■ PROBLEM STATEMENT ■
Among the entries below, find the lines with "Department" and copy them.

Excerpts from a dataset
━━━━
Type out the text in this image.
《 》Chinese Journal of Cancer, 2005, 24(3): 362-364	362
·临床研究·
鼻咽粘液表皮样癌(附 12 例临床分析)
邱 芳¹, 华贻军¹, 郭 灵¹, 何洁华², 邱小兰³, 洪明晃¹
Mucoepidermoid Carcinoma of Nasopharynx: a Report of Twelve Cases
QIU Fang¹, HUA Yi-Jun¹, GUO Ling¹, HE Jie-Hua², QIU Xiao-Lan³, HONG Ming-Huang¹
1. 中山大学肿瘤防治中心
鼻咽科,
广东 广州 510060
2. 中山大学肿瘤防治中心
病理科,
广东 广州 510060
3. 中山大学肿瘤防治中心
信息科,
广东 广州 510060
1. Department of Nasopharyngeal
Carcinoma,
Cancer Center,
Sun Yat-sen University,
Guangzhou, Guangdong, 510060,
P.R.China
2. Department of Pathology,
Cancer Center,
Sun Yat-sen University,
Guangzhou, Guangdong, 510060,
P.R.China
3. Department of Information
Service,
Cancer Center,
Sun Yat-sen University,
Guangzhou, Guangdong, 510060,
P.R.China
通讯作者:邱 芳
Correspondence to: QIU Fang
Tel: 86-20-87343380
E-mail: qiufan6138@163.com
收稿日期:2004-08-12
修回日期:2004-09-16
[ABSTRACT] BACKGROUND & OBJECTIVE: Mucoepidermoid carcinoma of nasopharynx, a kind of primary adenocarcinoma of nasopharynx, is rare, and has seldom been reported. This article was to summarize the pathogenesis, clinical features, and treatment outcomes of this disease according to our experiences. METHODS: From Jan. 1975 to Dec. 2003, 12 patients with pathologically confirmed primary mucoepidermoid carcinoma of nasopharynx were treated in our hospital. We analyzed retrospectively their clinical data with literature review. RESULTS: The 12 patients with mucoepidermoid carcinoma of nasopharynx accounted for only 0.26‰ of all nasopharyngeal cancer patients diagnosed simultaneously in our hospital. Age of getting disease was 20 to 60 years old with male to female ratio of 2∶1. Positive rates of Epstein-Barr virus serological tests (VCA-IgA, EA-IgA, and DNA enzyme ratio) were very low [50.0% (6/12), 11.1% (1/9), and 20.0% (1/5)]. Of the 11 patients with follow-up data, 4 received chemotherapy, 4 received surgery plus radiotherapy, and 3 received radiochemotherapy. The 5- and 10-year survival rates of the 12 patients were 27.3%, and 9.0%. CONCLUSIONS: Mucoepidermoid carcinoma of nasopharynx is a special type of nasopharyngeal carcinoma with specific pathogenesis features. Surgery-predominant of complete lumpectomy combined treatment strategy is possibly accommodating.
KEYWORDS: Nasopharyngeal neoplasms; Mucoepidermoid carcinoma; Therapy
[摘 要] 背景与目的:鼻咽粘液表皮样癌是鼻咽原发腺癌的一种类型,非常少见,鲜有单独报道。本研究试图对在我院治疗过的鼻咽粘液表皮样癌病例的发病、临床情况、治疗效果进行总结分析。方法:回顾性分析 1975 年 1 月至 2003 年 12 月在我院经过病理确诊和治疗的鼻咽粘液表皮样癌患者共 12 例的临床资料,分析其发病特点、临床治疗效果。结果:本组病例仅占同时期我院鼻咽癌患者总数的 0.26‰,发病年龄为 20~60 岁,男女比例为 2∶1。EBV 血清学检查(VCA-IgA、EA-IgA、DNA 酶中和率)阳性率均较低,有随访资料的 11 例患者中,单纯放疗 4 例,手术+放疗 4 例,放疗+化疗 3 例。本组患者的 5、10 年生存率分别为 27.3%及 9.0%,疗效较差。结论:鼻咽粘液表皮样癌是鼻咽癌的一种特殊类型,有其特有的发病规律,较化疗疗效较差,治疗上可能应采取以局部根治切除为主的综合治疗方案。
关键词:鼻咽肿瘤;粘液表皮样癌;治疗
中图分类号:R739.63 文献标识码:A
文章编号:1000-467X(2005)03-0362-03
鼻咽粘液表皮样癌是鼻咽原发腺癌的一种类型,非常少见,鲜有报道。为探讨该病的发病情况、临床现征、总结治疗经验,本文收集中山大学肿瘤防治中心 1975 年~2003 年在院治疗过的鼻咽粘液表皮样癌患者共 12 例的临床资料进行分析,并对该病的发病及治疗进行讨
━━━━
■ WRITTEN ANSWER ■
1. Department of Nasopharyngeal
2. Department of Pathology,
3. Department of Information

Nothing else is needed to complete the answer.